**What to work on:** Copy out each line of the data holding "Petitioner".

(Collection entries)

--

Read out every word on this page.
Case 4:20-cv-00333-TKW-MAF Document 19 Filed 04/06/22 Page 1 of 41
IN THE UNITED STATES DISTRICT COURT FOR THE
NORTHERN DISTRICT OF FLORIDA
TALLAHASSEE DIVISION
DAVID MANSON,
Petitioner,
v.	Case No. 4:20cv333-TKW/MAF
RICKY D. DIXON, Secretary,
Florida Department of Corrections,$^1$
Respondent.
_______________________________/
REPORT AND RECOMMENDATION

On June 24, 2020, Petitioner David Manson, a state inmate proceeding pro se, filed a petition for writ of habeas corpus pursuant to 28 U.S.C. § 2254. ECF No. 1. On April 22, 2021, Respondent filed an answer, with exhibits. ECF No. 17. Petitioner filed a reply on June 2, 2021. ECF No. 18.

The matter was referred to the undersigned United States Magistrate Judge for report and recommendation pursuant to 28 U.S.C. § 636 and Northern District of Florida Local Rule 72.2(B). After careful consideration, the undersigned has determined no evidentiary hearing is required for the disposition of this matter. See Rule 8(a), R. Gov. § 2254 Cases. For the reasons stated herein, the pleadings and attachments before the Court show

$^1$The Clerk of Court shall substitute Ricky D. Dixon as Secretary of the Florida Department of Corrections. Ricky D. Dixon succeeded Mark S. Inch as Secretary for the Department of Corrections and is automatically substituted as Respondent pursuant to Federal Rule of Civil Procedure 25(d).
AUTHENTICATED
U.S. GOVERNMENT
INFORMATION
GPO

--

**Task result:**
Petitioner,
On June 24, 2020, Petitioner David Manson, a state inmate proceeding pro se, filed a petition for writ of habeas corpus pursuant to 28 U.S.C. § 2254. ECF No. 1. On April 22, 2021, Respondent filed an answer, with exhibits. ECF No. 17. Petitioner filed a reply on June 2, 2021. ECF No. 18.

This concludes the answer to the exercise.